#### Problem description
Present the following data again exactly as it is shown.

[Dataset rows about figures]
============================================================

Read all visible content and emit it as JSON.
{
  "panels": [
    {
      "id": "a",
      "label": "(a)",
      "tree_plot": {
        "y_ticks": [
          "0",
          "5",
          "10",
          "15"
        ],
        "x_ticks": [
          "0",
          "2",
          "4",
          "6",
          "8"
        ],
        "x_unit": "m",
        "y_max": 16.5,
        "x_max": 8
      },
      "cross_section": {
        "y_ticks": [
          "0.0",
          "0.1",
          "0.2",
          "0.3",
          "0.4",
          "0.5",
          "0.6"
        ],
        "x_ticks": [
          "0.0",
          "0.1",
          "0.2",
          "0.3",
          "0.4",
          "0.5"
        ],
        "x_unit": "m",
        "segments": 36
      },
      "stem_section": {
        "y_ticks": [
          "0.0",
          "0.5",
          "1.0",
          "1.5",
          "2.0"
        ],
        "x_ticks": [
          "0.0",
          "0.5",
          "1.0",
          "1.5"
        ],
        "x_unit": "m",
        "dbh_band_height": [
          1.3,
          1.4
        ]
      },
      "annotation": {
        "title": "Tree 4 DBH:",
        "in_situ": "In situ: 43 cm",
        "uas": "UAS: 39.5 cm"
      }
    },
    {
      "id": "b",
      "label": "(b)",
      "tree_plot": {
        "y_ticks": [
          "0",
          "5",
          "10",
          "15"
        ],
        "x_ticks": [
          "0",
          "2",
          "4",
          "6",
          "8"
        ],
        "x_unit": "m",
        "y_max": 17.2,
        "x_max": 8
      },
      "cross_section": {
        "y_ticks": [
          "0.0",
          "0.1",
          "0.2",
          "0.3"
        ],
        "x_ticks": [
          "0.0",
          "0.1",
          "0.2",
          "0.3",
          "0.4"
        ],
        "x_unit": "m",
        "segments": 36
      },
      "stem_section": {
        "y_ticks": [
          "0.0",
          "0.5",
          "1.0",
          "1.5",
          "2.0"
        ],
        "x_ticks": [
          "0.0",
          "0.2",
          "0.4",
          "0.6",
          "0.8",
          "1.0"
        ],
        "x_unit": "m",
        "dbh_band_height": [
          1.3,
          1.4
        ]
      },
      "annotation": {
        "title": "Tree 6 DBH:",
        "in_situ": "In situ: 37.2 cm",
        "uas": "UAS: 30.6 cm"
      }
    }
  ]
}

============================================================

#### Response
Read all visible content and emit it as JSON.
{
  "panels": [
    {
      "id": "a",
      "label": "(a)",
      "tree_plot": {
        "y_ticks": [
          "0",
          "5",
          "10",
          "15"
        ],
        "x_ticks": [
          "0",
          "2",
          "4",
          "6",
          "8"
        ],
        "x_unit": "m",
        "y_max": 16.5,
        "x_max": 8
      },
      "cross_section": {
        "y_ticks": [
          "0.0",
          "0.1",
          "0.2",
          "0.3",
          "0.4",
          "0.5",
          "0.6"
        ],
        "x_ticks": [
          "0.0",
          "0.1",
          "0.2",
          "0.3",
          "0.4",
          "0.5"
        ],
        "x_unit": "m",
        "segments": 36
      },
      "stem_section": {
        "y_ticks": [
          "0.0",
          "0.5",
          "1.0",
          "1.5",
          "2.0"
        ],
        "x_ticks": [
          "0.0",
          "0.5",
          "1.0",
          "1.5"
        ],
        "x_unit": "m",
        "dbh_band_height": [
          1.3,
          1.4
        ]
      },
      "annotation": {
        "title": "Tree 4 DBH:",
        "in_situ": "In situ: 43 cm",
        "uas": "UAS: 39.5 cm"
      }
    },
    {
      "id": "b",
      "label": "(b)",
      "tree_plot": {
        "y_ticks": [
          "0",
          "5",
          "10",
          "15"
        ],
        "x_ticks": [
          "0",
          "2",
          "4",
          "6",
          "8"
        ],
        "x_unit": "m",
        "y_max": 17.2,
        "x_max": 8
      },
      "cross_section": {
        "y_ticks": [
          "0.0",
          "0.1",
          "0.2",
          "0.3"
        ],
        "x_ticks": [
          "0.0",
          "0.1",
          "0.2",
          "0.3",
          "0.4"
        ],
        "x_unit": "m",
        "segments": 36
      },
      "stem_section": {
        "y_ticks": [
          "0.0",
          "0.5",
          "1.0",
          "1.5",
          "2.0"
        ],
        "x_ticks": [
          "0.0",
          "0.2",
          "0.4",
          "0.6",
          "0.8",
          "1.0"
        ],
        "x_unit": "m",
        "dbh_band_height": [
          1.3,
          1.4
        ]
      },
      "annotation": {
        "title": "Tree 6 DBH:",
        "in_situ": "In situ: 37.2 cm",
        "uas": "UAS: 30.6 cm"
      }
    }
  ]
}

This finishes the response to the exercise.